(Lines of data)
— start —
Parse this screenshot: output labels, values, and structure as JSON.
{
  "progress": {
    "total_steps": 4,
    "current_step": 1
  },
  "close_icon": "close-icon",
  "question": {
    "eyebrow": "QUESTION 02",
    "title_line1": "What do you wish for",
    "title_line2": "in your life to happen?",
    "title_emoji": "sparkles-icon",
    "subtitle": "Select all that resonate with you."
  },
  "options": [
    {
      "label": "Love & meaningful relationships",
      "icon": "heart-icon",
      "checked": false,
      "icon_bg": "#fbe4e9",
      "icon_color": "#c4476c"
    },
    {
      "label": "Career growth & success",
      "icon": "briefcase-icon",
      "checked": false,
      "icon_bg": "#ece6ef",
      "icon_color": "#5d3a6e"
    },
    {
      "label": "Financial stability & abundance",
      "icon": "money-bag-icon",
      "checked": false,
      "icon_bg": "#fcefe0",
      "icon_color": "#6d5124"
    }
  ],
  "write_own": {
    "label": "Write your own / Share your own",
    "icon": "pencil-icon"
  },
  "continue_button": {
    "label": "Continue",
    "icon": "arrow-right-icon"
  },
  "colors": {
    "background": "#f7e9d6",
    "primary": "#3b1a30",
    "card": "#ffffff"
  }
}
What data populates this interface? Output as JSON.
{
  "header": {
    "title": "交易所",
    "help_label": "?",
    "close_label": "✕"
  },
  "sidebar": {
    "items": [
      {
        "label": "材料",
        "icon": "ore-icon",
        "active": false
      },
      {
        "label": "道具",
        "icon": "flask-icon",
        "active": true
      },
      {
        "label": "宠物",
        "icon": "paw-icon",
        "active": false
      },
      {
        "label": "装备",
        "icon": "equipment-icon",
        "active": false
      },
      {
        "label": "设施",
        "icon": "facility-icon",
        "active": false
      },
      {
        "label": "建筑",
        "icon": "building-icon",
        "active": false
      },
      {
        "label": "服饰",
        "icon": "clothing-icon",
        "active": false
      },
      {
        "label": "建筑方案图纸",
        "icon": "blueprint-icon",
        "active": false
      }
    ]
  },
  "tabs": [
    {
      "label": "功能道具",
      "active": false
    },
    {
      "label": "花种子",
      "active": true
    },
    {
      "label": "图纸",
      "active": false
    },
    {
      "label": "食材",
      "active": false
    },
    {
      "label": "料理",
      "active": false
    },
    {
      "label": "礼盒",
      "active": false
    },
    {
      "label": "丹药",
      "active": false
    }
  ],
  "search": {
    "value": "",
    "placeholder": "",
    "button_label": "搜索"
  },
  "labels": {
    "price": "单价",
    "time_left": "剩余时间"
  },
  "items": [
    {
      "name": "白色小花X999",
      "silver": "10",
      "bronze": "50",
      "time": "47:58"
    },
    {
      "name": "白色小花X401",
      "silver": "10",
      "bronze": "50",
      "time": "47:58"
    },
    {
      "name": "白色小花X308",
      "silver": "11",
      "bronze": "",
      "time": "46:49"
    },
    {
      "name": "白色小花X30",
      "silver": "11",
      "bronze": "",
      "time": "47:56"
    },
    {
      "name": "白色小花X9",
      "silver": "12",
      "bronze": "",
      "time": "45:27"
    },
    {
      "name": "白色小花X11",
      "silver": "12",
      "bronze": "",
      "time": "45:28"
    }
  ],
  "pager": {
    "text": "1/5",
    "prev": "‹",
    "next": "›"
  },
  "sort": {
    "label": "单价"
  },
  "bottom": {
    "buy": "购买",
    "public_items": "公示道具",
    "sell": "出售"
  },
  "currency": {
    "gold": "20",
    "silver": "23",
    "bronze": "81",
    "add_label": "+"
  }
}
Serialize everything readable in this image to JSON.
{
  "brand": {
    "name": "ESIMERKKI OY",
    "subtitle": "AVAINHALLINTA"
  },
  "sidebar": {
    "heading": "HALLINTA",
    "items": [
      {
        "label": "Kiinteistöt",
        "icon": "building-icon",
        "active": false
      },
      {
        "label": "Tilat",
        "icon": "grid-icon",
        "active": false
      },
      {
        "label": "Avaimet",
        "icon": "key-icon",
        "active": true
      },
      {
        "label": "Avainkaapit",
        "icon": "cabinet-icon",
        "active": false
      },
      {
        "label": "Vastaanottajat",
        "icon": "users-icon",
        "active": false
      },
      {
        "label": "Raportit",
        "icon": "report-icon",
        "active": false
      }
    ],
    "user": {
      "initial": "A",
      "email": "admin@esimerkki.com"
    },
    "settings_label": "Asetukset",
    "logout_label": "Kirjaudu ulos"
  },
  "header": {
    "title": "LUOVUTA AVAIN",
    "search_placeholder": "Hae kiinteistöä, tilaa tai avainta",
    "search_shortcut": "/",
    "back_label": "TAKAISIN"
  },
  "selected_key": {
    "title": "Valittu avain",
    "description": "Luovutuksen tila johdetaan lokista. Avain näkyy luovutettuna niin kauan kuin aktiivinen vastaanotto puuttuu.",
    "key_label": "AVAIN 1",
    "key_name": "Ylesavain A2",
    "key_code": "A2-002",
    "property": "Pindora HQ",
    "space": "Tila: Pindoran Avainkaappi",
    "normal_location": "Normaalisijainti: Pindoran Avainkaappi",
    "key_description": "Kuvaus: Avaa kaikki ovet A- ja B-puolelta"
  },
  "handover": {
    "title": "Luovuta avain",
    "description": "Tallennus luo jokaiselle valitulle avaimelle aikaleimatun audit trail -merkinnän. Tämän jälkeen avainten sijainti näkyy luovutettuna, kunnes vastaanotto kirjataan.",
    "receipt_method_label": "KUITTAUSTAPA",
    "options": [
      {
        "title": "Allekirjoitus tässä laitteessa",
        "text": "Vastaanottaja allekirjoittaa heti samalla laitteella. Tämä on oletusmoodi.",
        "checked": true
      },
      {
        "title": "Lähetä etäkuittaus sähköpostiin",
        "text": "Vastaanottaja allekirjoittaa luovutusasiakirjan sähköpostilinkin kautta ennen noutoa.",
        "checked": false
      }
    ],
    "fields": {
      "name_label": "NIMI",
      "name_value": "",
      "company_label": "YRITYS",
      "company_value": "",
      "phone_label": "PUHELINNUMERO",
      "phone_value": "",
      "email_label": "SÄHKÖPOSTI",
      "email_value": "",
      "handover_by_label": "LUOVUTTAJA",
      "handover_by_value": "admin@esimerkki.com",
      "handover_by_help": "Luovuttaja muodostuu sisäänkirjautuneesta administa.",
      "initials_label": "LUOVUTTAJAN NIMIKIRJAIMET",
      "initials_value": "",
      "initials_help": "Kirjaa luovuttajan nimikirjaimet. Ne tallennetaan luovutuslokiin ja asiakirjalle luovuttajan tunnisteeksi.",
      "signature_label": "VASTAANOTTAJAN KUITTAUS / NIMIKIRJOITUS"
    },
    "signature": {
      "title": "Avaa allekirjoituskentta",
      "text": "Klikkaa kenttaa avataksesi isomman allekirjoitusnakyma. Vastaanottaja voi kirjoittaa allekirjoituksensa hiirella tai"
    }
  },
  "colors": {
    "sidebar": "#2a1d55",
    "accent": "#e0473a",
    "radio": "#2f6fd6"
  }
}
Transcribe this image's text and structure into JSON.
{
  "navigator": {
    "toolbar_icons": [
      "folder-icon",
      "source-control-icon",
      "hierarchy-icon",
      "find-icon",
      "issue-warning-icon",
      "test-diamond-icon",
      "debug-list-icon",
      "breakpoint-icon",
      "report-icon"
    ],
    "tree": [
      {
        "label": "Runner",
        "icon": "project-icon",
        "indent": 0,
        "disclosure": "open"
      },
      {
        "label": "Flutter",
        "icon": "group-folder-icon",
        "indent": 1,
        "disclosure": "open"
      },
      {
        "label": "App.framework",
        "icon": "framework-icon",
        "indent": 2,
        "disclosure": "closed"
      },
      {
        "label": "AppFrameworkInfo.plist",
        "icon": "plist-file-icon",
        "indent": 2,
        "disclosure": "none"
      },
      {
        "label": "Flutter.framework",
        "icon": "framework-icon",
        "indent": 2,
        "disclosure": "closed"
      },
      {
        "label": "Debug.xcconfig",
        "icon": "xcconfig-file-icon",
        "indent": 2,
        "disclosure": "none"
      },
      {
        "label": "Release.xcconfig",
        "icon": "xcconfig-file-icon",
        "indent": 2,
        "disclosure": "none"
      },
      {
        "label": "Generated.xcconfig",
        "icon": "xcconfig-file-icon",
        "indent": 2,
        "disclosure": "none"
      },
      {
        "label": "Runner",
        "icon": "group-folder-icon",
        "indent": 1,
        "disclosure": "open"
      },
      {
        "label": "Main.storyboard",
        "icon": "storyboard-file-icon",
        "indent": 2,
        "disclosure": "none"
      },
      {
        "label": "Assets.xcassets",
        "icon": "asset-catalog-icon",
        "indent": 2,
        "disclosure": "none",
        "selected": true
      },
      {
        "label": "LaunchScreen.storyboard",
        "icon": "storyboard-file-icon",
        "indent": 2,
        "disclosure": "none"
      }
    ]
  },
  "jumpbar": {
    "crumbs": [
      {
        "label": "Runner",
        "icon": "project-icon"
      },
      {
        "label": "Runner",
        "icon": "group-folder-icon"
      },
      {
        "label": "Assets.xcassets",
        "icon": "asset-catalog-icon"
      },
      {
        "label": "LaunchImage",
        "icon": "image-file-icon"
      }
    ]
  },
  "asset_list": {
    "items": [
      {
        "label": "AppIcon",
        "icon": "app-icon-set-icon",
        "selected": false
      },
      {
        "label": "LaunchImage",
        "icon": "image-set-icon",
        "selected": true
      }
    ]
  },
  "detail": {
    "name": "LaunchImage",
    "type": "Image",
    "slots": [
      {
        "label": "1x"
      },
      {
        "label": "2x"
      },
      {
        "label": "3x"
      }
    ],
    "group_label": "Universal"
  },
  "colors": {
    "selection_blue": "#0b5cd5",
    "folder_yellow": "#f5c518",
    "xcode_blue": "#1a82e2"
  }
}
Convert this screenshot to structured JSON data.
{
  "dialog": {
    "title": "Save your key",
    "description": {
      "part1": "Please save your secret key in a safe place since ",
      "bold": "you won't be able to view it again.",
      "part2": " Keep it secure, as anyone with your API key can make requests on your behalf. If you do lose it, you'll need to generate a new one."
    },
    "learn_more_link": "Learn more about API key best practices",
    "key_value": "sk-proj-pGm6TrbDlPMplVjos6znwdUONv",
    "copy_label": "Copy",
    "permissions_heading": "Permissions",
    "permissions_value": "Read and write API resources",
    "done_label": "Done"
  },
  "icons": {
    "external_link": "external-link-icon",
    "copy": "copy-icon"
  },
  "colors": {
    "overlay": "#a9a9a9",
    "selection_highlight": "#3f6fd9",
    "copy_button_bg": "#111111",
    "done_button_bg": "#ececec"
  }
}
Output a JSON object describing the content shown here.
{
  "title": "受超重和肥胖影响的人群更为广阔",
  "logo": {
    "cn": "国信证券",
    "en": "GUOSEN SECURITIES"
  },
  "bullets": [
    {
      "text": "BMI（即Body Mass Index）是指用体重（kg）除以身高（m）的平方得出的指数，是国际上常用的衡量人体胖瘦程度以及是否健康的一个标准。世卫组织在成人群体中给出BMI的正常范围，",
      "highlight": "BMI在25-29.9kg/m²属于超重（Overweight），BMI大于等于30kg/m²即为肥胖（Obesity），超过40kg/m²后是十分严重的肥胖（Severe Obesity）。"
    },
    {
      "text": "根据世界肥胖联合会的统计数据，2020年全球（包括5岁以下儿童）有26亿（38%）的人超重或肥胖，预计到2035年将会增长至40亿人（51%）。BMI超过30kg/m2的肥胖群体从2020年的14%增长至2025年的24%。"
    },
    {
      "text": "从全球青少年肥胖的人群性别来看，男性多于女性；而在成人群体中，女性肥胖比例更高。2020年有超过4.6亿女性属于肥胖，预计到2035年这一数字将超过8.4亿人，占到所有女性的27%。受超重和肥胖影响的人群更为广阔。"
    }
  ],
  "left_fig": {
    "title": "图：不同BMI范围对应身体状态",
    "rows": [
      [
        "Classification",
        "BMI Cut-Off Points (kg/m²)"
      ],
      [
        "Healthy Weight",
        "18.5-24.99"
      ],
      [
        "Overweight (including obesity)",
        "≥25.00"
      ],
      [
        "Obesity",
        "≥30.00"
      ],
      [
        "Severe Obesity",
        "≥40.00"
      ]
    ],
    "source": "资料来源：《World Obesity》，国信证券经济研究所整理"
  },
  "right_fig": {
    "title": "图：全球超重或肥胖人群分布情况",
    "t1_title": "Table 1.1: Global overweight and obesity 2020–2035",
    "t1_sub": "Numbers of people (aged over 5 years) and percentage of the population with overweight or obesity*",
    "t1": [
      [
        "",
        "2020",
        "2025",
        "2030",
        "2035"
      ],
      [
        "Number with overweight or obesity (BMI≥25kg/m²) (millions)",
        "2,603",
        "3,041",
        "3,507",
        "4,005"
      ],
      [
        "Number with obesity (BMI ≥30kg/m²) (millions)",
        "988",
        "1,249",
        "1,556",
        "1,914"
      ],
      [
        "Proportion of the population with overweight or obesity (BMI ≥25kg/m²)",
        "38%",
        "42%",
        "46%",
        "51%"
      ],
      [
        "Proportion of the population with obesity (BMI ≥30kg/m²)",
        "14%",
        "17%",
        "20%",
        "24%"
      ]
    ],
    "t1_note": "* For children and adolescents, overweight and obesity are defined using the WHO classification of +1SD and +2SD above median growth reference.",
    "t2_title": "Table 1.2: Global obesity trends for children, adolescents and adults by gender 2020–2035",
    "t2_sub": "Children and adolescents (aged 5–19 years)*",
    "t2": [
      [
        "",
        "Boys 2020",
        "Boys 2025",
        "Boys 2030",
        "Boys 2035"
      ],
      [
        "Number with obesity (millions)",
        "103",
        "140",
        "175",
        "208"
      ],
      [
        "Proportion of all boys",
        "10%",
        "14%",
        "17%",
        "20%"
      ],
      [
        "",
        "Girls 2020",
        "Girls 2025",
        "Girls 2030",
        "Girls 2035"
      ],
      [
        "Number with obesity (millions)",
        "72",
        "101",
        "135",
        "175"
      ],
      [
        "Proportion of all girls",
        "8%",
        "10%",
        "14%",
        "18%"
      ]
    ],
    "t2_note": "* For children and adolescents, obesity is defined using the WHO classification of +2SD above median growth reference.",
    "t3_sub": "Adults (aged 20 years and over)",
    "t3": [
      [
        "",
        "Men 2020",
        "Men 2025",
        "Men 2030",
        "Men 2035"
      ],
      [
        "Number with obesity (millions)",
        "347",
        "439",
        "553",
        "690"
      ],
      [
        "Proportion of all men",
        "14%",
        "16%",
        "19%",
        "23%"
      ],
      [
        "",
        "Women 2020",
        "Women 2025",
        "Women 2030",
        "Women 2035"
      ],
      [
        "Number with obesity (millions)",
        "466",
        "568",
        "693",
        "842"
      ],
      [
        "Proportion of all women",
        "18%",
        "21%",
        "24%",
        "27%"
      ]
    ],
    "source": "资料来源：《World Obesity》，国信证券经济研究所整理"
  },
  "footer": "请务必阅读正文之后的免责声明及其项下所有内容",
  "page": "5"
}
— end —
◆ **Written request**
Check each line of the records for the string "Table" and state how many lines contain it. Give only the number.

◆ **Exercise result**
2